_Exercise aim_
Restate every entry word for word.

** Start **

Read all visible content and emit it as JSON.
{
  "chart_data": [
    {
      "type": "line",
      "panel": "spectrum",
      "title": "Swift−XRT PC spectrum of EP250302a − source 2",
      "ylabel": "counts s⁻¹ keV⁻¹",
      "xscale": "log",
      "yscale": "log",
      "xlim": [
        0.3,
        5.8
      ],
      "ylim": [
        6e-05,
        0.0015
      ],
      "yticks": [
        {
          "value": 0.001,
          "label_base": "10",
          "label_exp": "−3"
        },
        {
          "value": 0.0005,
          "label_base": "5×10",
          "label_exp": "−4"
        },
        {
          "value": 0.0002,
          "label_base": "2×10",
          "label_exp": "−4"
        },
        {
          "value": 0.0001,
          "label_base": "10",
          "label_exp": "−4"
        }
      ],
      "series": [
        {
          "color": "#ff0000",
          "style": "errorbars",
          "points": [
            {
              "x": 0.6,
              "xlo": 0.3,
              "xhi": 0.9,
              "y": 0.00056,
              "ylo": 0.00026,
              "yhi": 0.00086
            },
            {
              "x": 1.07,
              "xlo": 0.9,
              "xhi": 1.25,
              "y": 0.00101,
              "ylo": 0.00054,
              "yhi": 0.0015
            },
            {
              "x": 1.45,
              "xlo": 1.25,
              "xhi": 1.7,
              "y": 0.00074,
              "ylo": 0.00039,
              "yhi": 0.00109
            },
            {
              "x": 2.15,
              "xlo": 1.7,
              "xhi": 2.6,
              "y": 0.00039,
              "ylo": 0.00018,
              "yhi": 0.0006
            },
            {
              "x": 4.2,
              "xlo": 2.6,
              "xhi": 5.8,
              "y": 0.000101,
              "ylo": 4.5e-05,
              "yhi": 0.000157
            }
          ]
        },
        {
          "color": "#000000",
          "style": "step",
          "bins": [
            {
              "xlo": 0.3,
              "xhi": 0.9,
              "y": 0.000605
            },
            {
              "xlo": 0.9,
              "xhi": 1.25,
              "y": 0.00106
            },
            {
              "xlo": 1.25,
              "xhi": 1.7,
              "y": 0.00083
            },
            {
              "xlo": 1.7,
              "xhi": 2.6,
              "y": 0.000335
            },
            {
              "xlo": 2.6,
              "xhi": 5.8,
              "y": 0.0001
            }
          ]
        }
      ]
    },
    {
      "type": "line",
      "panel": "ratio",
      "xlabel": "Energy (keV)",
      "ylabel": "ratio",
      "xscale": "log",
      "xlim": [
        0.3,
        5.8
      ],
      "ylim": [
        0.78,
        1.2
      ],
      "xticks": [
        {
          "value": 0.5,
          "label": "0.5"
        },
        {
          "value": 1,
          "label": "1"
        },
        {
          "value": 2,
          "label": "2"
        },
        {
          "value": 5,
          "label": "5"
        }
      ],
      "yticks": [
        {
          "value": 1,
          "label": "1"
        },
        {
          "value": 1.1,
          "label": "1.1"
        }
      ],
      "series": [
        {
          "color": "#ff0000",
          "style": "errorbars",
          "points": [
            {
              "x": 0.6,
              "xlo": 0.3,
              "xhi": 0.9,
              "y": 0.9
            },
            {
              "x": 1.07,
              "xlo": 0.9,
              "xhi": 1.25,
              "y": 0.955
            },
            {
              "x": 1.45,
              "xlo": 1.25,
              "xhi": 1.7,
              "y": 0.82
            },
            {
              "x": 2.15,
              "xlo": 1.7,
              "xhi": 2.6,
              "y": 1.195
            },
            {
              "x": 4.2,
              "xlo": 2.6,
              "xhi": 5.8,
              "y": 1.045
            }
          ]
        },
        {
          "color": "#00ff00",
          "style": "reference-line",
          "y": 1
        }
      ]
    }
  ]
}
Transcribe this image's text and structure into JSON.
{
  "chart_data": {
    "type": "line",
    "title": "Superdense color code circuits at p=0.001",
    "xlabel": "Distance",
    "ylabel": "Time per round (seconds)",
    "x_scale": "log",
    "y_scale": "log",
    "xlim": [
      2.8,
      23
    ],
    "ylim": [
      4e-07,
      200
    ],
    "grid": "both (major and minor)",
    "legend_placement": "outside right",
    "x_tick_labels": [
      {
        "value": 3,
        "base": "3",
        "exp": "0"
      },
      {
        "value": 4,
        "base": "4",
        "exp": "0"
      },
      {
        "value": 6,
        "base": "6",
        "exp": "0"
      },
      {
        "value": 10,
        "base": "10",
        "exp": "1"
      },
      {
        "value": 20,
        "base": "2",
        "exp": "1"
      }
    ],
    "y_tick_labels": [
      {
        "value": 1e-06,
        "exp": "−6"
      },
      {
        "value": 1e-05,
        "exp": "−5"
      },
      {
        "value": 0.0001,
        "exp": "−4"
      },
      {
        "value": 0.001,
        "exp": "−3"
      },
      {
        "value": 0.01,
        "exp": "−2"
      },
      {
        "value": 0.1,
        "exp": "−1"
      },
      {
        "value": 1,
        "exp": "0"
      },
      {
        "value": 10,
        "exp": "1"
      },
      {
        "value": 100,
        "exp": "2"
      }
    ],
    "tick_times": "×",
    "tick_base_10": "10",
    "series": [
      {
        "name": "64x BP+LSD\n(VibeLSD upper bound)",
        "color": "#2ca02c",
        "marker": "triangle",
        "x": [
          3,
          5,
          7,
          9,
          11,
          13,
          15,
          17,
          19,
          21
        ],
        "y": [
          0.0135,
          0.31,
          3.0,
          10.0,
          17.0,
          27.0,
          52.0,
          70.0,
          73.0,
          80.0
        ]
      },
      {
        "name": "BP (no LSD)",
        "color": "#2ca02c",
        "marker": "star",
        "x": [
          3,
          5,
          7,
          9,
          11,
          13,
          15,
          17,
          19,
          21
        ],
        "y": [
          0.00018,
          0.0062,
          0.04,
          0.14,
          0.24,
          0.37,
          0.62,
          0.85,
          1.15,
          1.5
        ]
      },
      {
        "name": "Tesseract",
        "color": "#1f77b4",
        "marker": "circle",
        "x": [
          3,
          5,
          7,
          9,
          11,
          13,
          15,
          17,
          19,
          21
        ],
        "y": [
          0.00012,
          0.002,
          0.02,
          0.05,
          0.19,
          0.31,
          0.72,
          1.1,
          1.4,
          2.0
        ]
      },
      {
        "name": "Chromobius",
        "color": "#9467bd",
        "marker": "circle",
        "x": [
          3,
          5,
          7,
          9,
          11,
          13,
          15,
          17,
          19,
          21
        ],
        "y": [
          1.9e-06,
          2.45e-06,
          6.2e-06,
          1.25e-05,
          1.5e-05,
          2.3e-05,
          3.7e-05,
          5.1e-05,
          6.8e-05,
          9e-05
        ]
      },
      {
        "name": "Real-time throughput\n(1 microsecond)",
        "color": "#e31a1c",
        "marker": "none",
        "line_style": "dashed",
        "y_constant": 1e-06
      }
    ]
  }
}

** End **

_Final answer_
Read all visible content and emit it as JSON.
{
  "chart_data": [
    {
      "type": "line",
      "panel": "spectrum",
      "title": "Swift−XRT PC spectrum of EP250302a − source 2",
      "ylabel": "counts s⁻¹ keV⁻¹",
      "xscale": "log",
      "yscale": "log",
      "xlim": [
        0.3,
        5.8
      ],
      "ylim": [
        6e-05,
        0.0015
      ],
      "yticks": [
        {
          "value": 0.001,
          "label_base": "10",
          "label_exp": "−3"
        },
        {
          "value": 0.0005,
          "label_base": "5×10",
          "label_exp": "−4"
        },
        {
          "value": 0.0002,
          "label_base": "2×10",
          "label_exp": "−4"
        },
        {
          "value": 0.0001,
          "label_base": "10",
          "label_exp": "−4"
        }
      ],
      "series": [
        {
          "color": "#ff0000",
          "style": "errorbars",
          "points": [
            {
              "x": 0.6,
              "xlo": 0.3,
              "xhi": 0.9,
              "y": 0.00056,
              "ylo": 0.00026,
              "yhi": 0.00086
            },
            {
              "x": 1.07,
              "xlo": 0.9,
              "xhi": 1.25,
              "y": 0.00101,
              "ylo": 0.00054,
              "yhi": 0.0015
            },
            {
              "x": 1.45,
              "xlo": 1.25,
              "xhi": 1.7,
              "y": 0.00074,
              "ylo": 0.00039,
              "yhi": 0.00109
            },
            {
              "x": 2.15,
              "xlo": 1.7,
              "xhi": 2.6,
              "y": 0.00039,
              "ylo": 0.00018,
              "yhi": 0.0006
            },
            {
              "x": 4.2,
              "xlo": 2.6,
              "xhi": 5.8,
              "y": 0.000101,
              "ylo": 4.5e-05,
              "yhi": 0.000157
            }
          ]
        },
        {
          "color": "#000000",
          "style": "step",
          "bins": [
            {
              "xlo": 0.3,
              "xhi": 0.9,
              "y": 0.000605
            },
            {
              "xlo": 0.9,
              "xhi": 1.25,
              "y": 0.00106
            },
            {
              "xlo": 1.25,
              "xhi": 1.7,
              "y": 0.00083
            },
            {
              "xlo": 1.7,
              "xhi": 2.6,
              "y": 0.000335
            },
            {
              "xlo": 2.6,
              "xhi": 5.8,
              "y": 0.0001
            }
          ]
        }
      ]
    },
    {
      "type": "line",
      "panel": "ratio",
      "xlabel": "Energy (keV)",
      "ylabel": "ratio",
      "xscale": "log",
      "xlim": [
        0.3,
        5.8
      ],
      "ylim": [
        0.78,
        1.2
      ],
      "xticks": [
        {
          "value": 0.5,
          "label": "0.5"
        },
        {
          "value": 1,
          "label": "1"
        },
        {
          "value": 2,
          "label": "2"
        },
        {
          "value": 5,
          "label": "5"
        }
      ],
      "yticks": [
        {
          "value": 1,
          "label": "1"
        },
        {
          "value": 1.1,
          "label": "1.1"
        }
      ],
      "series": [
        {
          "color": "#ff0000",
          "style": "errorbars",
          "points": [
            {
              "x": 0.6,
              "xlo": 0.3,
              "xhi": 0.9,
              "y": 0.9
            },
            {
              "x": 1.07,
              "xlo": 0.9,
              "xhi": 1.25,
              "y": 0.955
            },
            {
              "x": 1.45,
              "xlo": 1.25,
              "xhi": 1.7,
              "y": 0.82
            },
            {
              "x": 2.15,
              "xlo": 1.7,
              "xhi": 2.6,
              "y": 1.195
            },
            {
              "x": 4.2,
              "xlo": 2.6,
              "xhi": 5.8,
              "y": 1.045
            }
          ]
        },
        {
          "color": "#00ff00",
          "style": "reference-line",
          "y": 1
        }
      ]
    }
  ]
}
Transcribe this image's text and structure into JSON.
{
  "chart_data": {
    "type": "line",
    "title": "Superdense color code circuits at p=0.001",
    "xlabel": "Distance",
    "ylabel": "Time per round (seconds)",
    "x_scale": "log",
    "y_scale": "log",
    "xlim": [
      2.8,
      23
    ],
    "ylim": [
      4e-07,
      200
    ],
    "grid": "both (major and minor)",
    "legend_placement": "outside right",
    "x_tick_labels": [
      {
        "value": 3,
        "base": "3",
        "exp": "0"
      },
      {
        "value": 4,
        "base": "4",
        "exp": "0"
      },
      {
        "value": 6,
        "base": "6",
        "exp": "0"
      },
      {
        "value": 10,
        "base": "10",
        "exp": "1"
      },
      {
        "value": 20,
        "base": "2",
        "exp": "1"
      }
    ],
    "y_tick_labels": [
      {
        "value": 1e-06,
        "exp": "−6"
      },
      {
        "value": 1e-05,
        "exp": "−5"
      },
      {
        "value": 0.0001,
        "exp": "−4"
      },
      {
        "value": 0.001,
        "exp": "−3"
      },
      {
        "value": 0.01,
        "exp": "−2"
      },
      {
        "value": 0.1,
        "exp": "−1"
      },
      {
        "value": 1,
        "exp": "0"
      },
      {
        "value": 10,
        "exp": "1"
      },
      {
        "value": 100,
        "exp": "2"
      }
    ],
    "tick_times": "×",
    "tick_base_10": "10",
    "series": [
      {
        "name": "64x BP+LSD\n(VibeLSD upper bound)",
        "color": "#2ca02c",
        "marker": "triangle",
        "x": [
          3,
          5,
          7,
          9,
          11,
          13,
          15,
          17,
          19,
          21
        ],
        "y": [
          0.0135,
          0.31,
          3.0,
          10.0,
          17.0,
          27.0,
          52.0,
          70.0,
          73.0,
          80.0
        ]
      },
      {
        "name": "BP (no LSD)",
        "color": "#2ca02c",
        "marker": "star",
        "x": [
          3,
          5,
          7,
          9,
          11,
          13,
          15,
          17,
          19,
          21
        ],
        "y": [
          0.00018,
          0.0062,
          0.04,
          0.14,
          0.24,
          0.37,
          0.62,
          0.85,
          1.15,
          1.5
        ]
      },
      {
        "name": "Tesseract",
        "color": "#1f77b4",
        "marker": "circle",
        "x": [
          3,
          5,
          7,
          9,
          11,
          13,
          15,
          17,
          19,
          21
        ],
        "y": [
          0.00012,
          0.002,
          0.02,
          0.05,
          0.19,
          0.31,
          0.72,
          1.1,
          1.4,
          2.0
        ]
      },
      {
        "name": "Chromobius",
        "color": "#9467bd",
        "marker": "circle",
        "x": [
          3,
          5,
          7,
          9,
          11,
          13,
          15,
          17,
          19,
          21
        ],
        "y": [
          1.9e-06,
          2.45e-06,
          6.2e-06,
          1.25e-05,
          1.5e-05,
          2.3e-05,
          3.7e-05,
          5.1e-05,
          6.8e-05,
          9e-05
        ]
      },
      {
        "name": "Real-time throughput\n(1 microsecond)",
        "color": "#e31a1c",
        "marker": "none",
        "line_style": "dashed",
        "y_constant": 1e-06
      }
    ]
  }
}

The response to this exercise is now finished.